- **What the exercise asks**
Sift the material for lines containing "Minutes", and return them.
— start —
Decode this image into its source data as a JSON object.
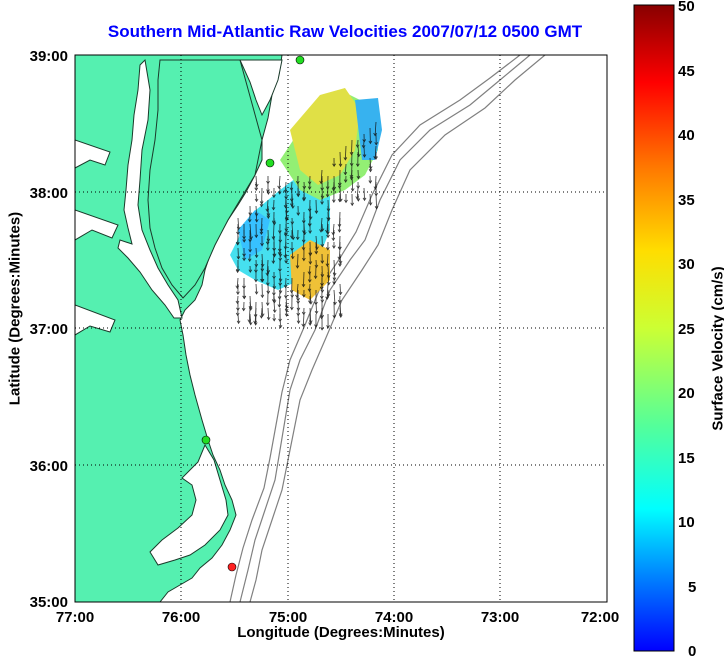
{
  "title": "Southern Mid-Atlantic Raw Velocities 2007/07/12 0500 GMT",
  "axes": {
    "xlabel": "Longitude (Degrees:Minutes)",
    "ylabel": "Latitude (Degrees:Minutes)",
    "x_ticks": [
      "77:00",
      "76:00",
      "75:00",
      "74:00",
      "73:00",
      "72:00"
    ],
    "y_ticks": [
      "39:00",
      "38:00",
      "37:00",
      "36:00",
      "35:00"
    ],
    "x_range_deg_west": [
      77,
      72
    ],
    "y_range_deg_north": [
      35,
      39
    ],
    "grid": "dotted"
  },
  "colorbar": {
    "label": "Surface Velocity (cm/s)",
    "ticks": [
      "50",
      "45",
      "40",
      "35",
      "30",
      "25",
      "20",
      "15",
      "10",
      "5",
      "0"
    ],
    "range": [
      0,
      50
    ],
    "colormap": "jet"
  },
  "colors": {
    "land": "#55f0b0",
    "water": "#ffffff",
    "coast": "#1a3a2a",
    "title": "#0000ff",
    "bathymetry": "#808080",
    "station_green": "#22dd22",
    "station_red": "#ff2222"
  },
  "stations": [
    {
      "lon": -74.9,
      "lat": 38.97,
      "color": "green"
    },
    {
      "lon": -75.16,
      "lat": 38.22,
      "color": "green"
    },
    {
      "lon": -75.76,
      "lat": 36.19,
      "color": "green"
    },
    {
      "lon": -75.52,
      "lat": 35.25,
      "color": "red"
    }
  ]
}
— end —
- **Task response**
    "xlabel": "Longitude (Degrees:Minutes)",
    "ylabel": "Latitude (Degrees:Minutes)",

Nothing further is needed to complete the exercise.